◆ **WORK TO BE COMPLETED**: What is the number of lines containing the word "level"? Please answer with that number and nothing more.

◆ **PROVIDED DATA**:
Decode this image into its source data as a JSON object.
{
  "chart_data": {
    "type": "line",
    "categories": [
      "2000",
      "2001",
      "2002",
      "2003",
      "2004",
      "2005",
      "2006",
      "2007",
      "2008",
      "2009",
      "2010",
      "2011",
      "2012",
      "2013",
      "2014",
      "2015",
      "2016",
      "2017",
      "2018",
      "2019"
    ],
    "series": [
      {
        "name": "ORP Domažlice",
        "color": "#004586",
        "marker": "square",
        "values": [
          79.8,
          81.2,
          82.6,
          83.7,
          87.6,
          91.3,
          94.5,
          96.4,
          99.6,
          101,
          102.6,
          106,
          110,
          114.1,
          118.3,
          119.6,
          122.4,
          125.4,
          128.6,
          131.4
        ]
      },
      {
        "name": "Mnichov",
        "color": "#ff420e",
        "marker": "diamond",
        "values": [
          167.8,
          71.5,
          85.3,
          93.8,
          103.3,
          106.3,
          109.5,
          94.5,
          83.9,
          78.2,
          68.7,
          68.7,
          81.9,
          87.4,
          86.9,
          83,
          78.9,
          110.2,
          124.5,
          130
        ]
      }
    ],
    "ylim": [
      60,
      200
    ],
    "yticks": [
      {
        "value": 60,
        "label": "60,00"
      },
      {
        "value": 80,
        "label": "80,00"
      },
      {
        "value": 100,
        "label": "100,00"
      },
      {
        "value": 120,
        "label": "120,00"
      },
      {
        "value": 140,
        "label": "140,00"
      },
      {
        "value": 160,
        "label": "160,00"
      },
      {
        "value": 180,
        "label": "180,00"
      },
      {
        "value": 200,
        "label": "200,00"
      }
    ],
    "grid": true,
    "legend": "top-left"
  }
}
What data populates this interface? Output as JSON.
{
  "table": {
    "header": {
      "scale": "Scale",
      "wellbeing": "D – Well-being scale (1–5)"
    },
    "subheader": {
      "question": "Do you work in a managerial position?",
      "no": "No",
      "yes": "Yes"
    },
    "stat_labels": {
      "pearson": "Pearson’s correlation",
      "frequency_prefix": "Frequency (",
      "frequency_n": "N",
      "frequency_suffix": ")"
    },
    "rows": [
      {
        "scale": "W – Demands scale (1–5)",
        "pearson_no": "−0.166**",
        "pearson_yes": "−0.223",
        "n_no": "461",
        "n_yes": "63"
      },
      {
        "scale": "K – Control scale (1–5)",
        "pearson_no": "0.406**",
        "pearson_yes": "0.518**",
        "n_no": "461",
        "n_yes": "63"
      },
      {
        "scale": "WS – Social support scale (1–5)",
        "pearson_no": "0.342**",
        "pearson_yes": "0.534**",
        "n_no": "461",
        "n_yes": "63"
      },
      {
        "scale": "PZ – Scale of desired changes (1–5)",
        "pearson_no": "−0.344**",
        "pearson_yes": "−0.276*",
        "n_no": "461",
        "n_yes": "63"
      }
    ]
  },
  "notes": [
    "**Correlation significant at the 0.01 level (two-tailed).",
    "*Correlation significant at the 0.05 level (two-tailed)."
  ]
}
* * *
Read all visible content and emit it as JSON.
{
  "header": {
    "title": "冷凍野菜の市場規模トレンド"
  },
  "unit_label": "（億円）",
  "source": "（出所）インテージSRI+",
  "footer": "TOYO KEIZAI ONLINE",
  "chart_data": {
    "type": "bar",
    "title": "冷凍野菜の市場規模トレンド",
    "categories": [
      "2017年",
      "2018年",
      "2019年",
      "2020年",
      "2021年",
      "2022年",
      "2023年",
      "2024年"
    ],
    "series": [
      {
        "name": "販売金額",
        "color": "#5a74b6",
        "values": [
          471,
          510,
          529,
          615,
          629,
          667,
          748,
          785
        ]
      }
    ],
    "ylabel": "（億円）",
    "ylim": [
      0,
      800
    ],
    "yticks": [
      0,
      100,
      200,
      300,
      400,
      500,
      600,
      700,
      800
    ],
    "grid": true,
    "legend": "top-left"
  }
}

◆ **THE RESULT**: 2